--- START OF Records shown ---

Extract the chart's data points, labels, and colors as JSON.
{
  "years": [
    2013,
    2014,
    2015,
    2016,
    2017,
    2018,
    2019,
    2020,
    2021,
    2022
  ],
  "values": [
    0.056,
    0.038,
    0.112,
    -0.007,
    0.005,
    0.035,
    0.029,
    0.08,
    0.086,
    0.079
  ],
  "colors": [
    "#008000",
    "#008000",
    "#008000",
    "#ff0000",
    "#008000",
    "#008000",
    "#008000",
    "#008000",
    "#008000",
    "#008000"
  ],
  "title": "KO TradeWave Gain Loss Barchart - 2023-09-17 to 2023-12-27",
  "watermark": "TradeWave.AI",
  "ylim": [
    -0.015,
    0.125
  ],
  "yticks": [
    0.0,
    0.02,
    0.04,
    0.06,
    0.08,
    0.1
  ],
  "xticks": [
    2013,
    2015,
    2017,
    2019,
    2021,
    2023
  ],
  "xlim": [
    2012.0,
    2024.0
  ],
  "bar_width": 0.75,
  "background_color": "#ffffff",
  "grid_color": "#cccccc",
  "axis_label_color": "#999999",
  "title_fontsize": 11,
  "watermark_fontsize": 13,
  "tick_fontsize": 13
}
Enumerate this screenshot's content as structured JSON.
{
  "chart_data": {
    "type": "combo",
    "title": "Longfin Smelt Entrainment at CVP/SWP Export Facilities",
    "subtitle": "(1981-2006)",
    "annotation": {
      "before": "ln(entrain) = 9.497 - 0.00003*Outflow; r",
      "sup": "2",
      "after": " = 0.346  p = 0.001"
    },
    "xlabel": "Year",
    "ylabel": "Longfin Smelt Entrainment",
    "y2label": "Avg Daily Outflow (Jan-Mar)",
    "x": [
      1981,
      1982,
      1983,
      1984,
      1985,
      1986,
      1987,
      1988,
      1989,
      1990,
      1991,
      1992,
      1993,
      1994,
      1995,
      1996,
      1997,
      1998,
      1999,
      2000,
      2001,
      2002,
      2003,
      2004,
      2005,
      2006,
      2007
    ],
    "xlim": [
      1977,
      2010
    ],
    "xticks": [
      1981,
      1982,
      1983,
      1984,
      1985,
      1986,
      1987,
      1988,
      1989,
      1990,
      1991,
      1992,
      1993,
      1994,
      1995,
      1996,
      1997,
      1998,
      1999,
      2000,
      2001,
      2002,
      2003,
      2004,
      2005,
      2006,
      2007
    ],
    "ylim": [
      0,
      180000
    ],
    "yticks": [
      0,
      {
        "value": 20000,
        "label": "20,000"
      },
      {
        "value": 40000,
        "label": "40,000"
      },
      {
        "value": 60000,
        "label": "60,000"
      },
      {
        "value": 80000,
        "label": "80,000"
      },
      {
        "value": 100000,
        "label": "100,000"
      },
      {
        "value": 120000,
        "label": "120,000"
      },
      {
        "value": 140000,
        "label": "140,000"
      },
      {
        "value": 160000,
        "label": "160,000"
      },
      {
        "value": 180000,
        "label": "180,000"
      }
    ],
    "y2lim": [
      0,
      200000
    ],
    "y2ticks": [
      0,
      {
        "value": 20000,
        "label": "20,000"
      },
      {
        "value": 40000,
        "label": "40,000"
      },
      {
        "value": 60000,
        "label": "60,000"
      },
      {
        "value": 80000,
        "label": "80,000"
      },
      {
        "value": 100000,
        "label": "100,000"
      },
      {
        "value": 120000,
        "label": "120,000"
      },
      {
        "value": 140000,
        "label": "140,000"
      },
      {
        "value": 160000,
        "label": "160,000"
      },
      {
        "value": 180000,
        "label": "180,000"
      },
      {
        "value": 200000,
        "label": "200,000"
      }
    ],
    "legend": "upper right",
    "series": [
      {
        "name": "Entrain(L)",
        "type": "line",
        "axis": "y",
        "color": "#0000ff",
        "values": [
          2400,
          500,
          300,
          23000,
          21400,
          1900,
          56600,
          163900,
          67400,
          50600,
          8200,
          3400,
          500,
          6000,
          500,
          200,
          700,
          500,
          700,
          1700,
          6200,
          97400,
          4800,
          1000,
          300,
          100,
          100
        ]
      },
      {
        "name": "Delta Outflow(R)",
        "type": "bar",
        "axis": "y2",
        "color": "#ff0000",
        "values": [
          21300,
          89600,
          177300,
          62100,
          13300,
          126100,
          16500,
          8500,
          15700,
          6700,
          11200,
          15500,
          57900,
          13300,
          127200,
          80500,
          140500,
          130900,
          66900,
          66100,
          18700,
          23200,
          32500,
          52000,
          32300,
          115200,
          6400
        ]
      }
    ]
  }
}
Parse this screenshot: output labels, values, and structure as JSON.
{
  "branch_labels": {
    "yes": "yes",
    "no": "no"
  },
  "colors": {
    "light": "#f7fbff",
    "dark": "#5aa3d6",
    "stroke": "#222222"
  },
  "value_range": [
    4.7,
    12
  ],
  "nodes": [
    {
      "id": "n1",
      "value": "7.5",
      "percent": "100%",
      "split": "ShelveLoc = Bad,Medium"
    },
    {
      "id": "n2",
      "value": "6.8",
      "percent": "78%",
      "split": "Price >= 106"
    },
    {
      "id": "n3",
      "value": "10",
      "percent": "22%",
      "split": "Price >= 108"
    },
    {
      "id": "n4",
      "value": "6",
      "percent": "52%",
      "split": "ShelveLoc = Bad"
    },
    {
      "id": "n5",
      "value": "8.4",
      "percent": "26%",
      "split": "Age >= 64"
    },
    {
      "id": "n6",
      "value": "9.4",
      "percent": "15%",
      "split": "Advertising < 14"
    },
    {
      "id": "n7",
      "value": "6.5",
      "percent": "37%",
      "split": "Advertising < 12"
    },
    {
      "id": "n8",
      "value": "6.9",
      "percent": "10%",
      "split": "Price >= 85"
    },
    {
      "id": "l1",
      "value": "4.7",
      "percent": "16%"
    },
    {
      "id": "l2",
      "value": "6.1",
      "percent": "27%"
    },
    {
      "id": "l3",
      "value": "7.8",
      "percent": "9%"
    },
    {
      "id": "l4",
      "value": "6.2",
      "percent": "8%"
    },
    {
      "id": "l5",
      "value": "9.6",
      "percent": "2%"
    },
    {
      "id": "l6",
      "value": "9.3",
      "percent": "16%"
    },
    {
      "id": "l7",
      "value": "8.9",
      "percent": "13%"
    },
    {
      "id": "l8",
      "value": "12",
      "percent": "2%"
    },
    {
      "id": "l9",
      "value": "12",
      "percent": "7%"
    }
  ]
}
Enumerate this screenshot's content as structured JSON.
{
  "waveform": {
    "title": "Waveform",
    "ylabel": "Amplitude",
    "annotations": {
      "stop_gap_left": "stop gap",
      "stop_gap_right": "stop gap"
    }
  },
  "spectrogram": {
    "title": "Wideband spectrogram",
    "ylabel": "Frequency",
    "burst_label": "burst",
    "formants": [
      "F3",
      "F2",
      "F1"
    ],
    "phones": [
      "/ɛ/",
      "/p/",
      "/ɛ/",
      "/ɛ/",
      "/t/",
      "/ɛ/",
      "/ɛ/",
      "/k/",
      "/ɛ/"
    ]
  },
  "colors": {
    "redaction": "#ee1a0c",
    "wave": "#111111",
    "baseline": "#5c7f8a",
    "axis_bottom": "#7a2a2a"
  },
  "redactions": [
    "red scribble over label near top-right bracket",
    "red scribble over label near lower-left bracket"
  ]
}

--- END OF Records shown ---

*Objective:* Pull out each line of the entries that contains "split".

*Solution for this task:*
      "split": "ShelveLoc = Bad,Medium"
      "split": "Price >= 106"
      "split": "Price >= 108"
      "split": "ShelveLoc = Bad"
      "split": "Age >= 64"
      "split": "Advertising < 14"
      "split": "Advertising < 12"
      "split": "Price >= 85"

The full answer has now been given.